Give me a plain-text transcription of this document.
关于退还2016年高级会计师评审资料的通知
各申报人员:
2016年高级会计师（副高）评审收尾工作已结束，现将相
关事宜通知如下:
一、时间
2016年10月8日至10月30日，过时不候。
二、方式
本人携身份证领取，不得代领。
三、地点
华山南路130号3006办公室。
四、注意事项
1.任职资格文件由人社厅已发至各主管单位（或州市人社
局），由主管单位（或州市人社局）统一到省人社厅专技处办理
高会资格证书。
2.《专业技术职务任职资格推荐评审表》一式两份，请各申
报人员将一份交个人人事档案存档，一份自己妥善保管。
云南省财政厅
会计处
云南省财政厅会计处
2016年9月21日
_ _ _ _ _
Print every entry exactly as written.

**Finished answer**.
Give me a plain-text transcription of this document.
关于退还2016年高级会计师评审资料的通知
各申报人员:
2016年高级会计师（副高）评审收尾工作已结束，现将相
关事宜通知如下:
一、时间
2016年10月8日至10月30日，过时不候。
二、方式
本人携身份证领取，不得代领。
三、地点
华山南路130号3006办公室。
四、注意事项
1.任职资格文件由人社厅已发至各主管单位（或州市人社
局），由主管单位（或州市人社局）统一到省人社厅专技处办理
高会资格证书。
2.《专业技术职务任职资格推荐评审表》一式两份，请各申
报人员将一份交个人人事档案存档，一份自己妥善保管。
云南省财政厅
会计处
云南省财政厅会计处
2016年9月21日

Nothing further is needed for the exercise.